[begin INFORMATION GIVEN]

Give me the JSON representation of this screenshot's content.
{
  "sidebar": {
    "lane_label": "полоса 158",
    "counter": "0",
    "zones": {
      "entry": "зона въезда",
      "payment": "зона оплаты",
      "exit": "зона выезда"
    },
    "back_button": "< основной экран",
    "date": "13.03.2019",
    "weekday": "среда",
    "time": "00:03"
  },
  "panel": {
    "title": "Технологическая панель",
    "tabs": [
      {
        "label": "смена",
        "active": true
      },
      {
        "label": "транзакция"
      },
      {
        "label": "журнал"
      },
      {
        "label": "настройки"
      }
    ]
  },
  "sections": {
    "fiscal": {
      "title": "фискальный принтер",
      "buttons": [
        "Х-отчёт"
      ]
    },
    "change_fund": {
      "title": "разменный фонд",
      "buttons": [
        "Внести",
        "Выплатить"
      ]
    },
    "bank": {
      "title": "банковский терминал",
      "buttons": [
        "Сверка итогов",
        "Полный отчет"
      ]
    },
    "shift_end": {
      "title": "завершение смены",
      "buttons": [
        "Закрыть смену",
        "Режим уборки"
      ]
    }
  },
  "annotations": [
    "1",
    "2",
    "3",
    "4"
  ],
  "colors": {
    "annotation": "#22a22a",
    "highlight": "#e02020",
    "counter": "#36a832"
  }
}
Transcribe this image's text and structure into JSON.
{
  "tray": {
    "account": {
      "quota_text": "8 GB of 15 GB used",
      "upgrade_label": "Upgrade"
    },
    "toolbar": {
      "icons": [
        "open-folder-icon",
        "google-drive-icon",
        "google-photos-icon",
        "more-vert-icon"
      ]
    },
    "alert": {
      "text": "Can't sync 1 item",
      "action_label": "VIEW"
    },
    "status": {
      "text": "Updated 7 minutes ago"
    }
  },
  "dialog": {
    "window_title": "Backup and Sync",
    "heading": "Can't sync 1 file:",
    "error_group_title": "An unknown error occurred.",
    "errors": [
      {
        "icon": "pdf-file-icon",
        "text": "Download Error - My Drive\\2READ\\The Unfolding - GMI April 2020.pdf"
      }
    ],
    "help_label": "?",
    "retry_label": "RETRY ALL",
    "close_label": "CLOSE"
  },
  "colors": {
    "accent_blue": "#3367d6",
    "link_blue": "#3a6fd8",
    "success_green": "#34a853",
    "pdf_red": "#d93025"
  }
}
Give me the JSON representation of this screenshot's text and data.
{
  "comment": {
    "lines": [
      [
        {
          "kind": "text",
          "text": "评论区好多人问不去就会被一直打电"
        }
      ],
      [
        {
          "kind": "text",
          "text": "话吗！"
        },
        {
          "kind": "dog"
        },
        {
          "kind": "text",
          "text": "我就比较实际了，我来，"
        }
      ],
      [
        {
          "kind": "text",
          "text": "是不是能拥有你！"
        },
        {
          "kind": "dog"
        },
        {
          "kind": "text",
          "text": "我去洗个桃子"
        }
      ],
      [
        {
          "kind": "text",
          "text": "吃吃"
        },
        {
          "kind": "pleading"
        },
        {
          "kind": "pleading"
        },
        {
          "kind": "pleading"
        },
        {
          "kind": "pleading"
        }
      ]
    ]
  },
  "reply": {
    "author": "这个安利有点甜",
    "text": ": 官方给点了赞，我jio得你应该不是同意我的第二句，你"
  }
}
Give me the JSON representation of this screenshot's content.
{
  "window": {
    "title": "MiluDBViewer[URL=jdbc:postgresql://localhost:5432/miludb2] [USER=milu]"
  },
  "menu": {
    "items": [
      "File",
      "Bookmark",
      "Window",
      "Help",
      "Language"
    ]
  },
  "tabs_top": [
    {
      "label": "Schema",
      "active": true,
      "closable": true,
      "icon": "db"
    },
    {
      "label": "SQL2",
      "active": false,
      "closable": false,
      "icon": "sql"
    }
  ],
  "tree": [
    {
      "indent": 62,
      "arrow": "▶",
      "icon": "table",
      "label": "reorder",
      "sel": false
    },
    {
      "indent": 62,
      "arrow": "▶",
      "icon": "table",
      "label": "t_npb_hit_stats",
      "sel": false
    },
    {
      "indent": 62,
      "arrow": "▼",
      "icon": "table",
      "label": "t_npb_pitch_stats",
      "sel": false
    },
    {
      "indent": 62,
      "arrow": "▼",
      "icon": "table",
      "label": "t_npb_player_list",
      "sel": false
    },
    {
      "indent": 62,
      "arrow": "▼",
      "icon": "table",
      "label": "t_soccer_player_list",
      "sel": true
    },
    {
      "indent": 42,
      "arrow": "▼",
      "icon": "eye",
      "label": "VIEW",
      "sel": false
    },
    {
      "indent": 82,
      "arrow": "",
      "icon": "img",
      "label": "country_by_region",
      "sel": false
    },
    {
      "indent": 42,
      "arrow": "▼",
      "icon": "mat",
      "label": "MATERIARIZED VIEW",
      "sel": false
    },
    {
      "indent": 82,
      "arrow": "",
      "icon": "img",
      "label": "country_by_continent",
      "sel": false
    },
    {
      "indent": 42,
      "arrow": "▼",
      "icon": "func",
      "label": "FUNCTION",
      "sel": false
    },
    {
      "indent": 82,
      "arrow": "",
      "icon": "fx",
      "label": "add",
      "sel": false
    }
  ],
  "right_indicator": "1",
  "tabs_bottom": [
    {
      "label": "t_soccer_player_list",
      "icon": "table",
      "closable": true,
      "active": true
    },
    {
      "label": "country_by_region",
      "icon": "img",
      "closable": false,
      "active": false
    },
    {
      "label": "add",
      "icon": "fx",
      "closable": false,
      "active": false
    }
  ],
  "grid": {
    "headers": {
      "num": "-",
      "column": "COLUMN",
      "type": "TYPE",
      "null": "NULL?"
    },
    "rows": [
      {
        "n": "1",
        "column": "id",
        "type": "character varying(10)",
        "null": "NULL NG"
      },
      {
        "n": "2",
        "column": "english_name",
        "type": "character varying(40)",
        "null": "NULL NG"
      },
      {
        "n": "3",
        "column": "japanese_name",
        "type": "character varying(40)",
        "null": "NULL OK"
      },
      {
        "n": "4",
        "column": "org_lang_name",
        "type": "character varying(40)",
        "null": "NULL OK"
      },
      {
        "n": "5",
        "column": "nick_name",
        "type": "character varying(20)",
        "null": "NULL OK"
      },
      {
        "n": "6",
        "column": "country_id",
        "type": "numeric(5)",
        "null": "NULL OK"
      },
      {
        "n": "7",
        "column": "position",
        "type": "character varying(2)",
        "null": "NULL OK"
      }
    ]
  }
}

[end INFORMATION GIVEN]

* EXERCISE *
Each record above should be returned exactly as it appears.

* RESPONSE TO THIS EXERCISE *
Give me the JSON representation of this screenshot's content.
{
  "sidebar": {
    "lane_label": "полоса 158",
    "counter": "0",
    "zones": {
      "entry": "зона въезда",
      "payment": "зона оплаты",
      "exit": "зона выезда"
    },
    "back_button": "< основной экран",
    "date": "13.03.2019",
    "weekday": "среда",
    "time": "00:03"
  },
  "panel": {
    "title": "Технологическая панель",
    "tabs": [
      {
        "label": "смена",
        "active": true
      },
      {
        "label": "транзакция"
      },
      {
        "label": "журнал"
      },
      {
        "label": "настройки"
      }
    ]
  },
  "sections": {
    "fiscal": {
      "title": "фискальный принтер",
      "buttons": [
        "Х-отчёт"
      ]
    },
    "change_fund": {
      "title": "разменный фонд",
      "buttons": [
        "Внести",
        "Выплатить"
      ]
    },
    "bank": {
      "title": "банковский терминал",
      "buttons": [
        "Сверка итогов",
        "Полный отчет"
      ]
    },
    "shift_end": {
      "title": "завершение смены",
      "buttons": [
        "Закрыть смену",
        "Режим уборки"
      ]
    }
  },
  "annotations": [
    "1",
    "2",
    "3",
    "4"
  ],
  "colors": {
    "annotation": "#22a22a",
    "highlight": "#e02020",
    "counter": "#36a832"
  }
}
Transcribe this image's text and structure into JSON.
{
  "tray": {
    "account": {
      "quota_text": "8 GB of 15 GB used",
      "upgrade_label": "Upgrade"
    },
    "toolbar": {
      "icons": [
        "open-folder-icon",
        "google-drive-icon",
        "google-photos-icon",
        "more-vert-icon"
      ]
    },
    "alert": {
      "text": "Can't sync 1 item",
      "action_label": "VIEW"
    },
    "status": {
      "text": "Updated 7 minutes ago"
    }
  },
  "dialog": {
    "window_title": "Backup and Sync",
    "heading": "Can't sync 1 file:",
    "error_group_title": "An unknown error occurred.",
    "errors": [
      {
        "icon": "pdf-file-icon",
        "text": "Download Error - My Drive\\2READ\\The Unfolding - GMI April 2020.pdf"
      }
    ],
    "help_label": "?",
    "retry_label": "RETRY ALL",
    "close_label": "CLOSE"
  },
  "colors": {
    "accent_blue": "#3367d6",
    "link_blue": "#3a6fd8",
    "success_green": "#34a853",
    "pdf_red": "#d93025"
  }
}
Give me the JSON representation of this screenshot's text and data.
{
  "comment": {
    "lines": [
      [
        {
          "kind": "text",
          "text": "评论区好多人问不去就会被一直打电"
        }
      ],
      [
        {
          "kind": "text",
          "text": "话吗！"
        },
        {
          "kind": "dog"
        },
        {
          "kind": "text",
          "text": "我就比较实际了，我来，"
        }
      ],
      [
        {
          "kind": "text",
          "text": "是不是能拥有你！"
        },
        {
          "kind": "dog"
        },
        {
          "kind": "text",
          "text": "我去洗个桃子"
        }
      ],
      [
        {
          "kind": "text",
          "text": "吃吃"
        },
        {
          "kind": "pleading"
        },
        {
          "kind": "pleading"
        },
        {
          "kind": "pleading"
        },
        {
          "kind": "pleading"
        }
      ]
    ]
  },
  "reply": {
    "author": "这个安利有点甜",
    "text": ": 官方给点了赞，我jio得你应该不是同意我的第二句，你"
  }
}
Give me the JSON representation of this screenshot's content.
{
  "window": {
    "title": "MiluDBViewer[URL=jdbc:postgresql://localhost:5432/miludb2] [USER=milu]"
  },
  "menu": {
    "items": [
      "File",
      "Bookmark",
      "Window",
      "Help",
      "Language"
    ]
  },
  "tabs_top": [
    {
      "label": "Schema",
      "active": true,
      "closable": true,
      "icon": "db"
    },
    {
      "label": "SQL2",
      "active": false,
      "closable": false,
      "icon": "sql"
    }
  ],
  "tree": [
    {
      "indent": 62,
      "arrow": "▶",
      "icon": "table",
      "label": "reorder",
      "sel": false
    },
    {
      "indent": 62,
      "arrow": "▶",
      "icon": "table",
      "label": "t_npb_hit_stats",
      "sel": false
    },
    {
      "indent": 62,
      "arrow": "▼",
      "icon": "table",
      "label": "t_npb_pitch_stats",
      "sel": false
    },
    {
      "indent": 62,
      "arrow": "▼",
      "icon": "table",
      "label": "t_npb_player_list",
      "sel": false
    },
    {
      "indent": 62,
      "arrow": "▼",
      "icon": "table",
      "label": "t_soccer_player_list",
      "sel": true
    },
    {
      "indent": 42,
      "arrow": "▼",
      "icon": "eye",
      "label": "VIEW",
      "sel": false
    },
    {
      "indent": 82,
      "arrow": "",
      "icon": "img",
      "label": "country_by_region",
      "sel": false
    },
    {
      "indent": 42,
      "arrow": "▼",
      "icon": "mat",
      "label": "MATERIARIZED VIEW",
      "sel": false
    },
    {
      "indent": 82,
      "arrow": "",
      "icon": "img",
      "label": "country_by_continent",
      "sel": false
    },
    {
      "indent": 42,
      "arrow": "▼",
      "icon": "func",
      "label": "FUNCTION",
      "sel": false
    },
    {
      "indent": 82,
      "arrow": "",
      "icon": "fx",
      "label": "add",
      "sel": false
    }
  ],
  "right_indicator": "1",
  "tabs_bottom": [
    {
      "label": "t_soccer_player_list",
      "icon": "table",
      "closable": true,
      "active": true
    },
    {
      "label": "country_by_region",
      "icon": "img",
      "closable": false,
      "active": false
    },
    {
      "label": "add",
      "icon": "fx",
      "closable": false,
      "active": false
    }
  ],
  "grid": {
    "headers": {
      "num": "-",
      "column": "COLUMN",
      "type": "TYPE",
      "null": "NULL?"
    },
    "rows": [
      {
        "n": "1",
        "column": "id",
        "type": "character varying(10)",
        "null": "NULL NG"
      },
      {
        "n": "2",
        "column": "english_name",
        "type": "character varying(40)",
        "null": "NULL NG"
      },
      {
        "n": "3",
        "column": "japanese_name",
        "type": "character varying(40)",
        "null": "NULL OK"
      },
      {
        "n": "4",
        "column": "org_lang_name",
        "type": "character varying(40)",
        "null": "NULL OK"
      },
      {
        "n": "5",
        "column": "nick_name",
        "type": "character varying(20)",
        "null": "NULL OK"
      },
      {
        "n": "6",
        "column": "country_id",
        "type": "numeric(5)",
        "null": "NULL OK"
      },
      {
        "n": "7",
        "column": "position",
        "type": "character varying(2)",
        "null": "NULL OK"
      }
    ]
  }
}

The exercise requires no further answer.